-- start of Records shown --

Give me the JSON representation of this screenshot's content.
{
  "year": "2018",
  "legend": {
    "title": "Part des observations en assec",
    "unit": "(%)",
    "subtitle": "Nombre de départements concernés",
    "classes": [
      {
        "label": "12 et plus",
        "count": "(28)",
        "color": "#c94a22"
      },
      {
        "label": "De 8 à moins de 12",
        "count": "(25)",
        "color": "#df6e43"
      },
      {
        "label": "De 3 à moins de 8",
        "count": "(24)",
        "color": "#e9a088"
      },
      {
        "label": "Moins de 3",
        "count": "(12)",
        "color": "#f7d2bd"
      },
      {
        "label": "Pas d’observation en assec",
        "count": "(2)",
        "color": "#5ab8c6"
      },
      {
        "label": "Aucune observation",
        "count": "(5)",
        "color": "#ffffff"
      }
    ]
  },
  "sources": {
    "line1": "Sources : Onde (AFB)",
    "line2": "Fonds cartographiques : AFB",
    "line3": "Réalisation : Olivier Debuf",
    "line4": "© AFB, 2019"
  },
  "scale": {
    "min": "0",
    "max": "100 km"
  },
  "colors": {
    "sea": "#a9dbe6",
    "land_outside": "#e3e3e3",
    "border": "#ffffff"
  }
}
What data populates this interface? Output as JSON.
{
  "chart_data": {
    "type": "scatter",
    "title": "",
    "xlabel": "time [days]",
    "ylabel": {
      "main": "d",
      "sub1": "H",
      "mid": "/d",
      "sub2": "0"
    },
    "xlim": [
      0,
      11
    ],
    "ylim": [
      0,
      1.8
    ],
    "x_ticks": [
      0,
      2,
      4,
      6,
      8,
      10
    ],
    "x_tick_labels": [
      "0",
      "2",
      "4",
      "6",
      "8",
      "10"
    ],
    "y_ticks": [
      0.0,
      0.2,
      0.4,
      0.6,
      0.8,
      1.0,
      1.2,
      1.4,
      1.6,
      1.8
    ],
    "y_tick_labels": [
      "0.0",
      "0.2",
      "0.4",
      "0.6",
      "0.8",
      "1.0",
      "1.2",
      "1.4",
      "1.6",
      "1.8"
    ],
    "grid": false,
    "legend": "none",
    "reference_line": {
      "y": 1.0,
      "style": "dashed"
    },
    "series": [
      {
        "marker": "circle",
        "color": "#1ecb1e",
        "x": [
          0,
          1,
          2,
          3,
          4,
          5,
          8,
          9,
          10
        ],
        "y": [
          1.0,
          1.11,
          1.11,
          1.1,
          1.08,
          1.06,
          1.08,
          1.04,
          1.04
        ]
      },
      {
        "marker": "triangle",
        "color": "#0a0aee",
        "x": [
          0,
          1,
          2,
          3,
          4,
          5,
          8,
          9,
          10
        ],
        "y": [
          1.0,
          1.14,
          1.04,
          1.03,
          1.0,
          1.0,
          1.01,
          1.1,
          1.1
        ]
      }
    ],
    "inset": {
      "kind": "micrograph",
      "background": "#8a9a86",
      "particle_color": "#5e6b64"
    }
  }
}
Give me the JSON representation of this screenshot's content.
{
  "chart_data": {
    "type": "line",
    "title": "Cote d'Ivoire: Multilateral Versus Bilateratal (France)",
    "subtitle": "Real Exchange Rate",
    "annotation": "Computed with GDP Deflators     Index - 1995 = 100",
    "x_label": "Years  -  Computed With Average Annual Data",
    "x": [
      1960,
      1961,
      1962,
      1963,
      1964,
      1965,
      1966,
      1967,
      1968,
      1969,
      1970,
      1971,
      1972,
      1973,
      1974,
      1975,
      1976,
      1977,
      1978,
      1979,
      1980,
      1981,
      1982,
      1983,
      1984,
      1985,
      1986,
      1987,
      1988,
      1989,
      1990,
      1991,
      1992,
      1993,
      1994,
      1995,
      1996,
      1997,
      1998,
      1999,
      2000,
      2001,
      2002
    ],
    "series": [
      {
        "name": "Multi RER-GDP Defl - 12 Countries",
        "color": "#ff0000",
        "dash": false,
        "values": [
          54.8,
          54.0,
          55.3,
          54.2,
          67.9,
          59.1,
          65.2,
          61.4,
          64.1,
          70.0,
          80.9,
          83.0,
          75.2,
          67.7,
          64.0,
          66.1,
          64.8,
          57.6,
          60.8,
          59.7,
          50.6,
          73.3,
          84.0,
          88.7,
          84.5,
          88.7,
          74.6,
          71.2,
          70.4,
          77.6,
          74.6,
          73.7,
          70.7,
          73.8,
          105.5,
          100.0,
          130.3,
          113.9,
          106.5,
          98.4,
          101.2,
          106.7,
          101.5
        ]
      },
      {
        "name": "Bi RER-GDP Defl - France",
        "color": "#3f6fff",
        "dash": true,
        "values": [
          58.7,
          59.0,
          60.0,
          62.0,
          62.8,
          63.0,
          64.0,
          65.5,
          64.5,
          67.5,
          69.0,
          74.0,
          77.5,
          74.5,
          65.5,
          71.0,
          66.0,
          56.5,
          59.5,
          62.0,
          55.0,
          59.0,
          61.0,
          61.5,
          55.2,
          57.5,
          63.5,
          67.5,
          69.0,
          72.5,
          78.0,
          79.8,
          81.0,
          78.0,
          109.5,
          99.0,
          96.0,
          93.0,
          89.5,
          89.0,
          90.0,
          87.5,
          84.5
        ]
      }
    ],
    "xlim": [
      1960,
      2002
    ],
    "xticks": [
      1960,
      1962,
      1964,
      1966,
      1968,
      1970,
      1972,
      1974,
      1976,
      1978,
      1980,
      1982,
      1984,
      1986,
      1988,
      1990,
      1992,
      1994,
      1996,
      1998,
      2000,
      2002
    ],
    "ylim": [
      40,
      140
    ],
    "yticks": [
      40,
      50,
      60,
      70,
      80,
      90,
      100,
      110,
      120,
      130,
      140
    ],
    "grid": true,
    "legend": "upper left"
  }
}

-- end of Records shown --

* Exercise instructions:
Collect each line above holding the string "legend".

* Solution for this task:
  "legend": {
    "legend": "none",
    "legend": "upper left"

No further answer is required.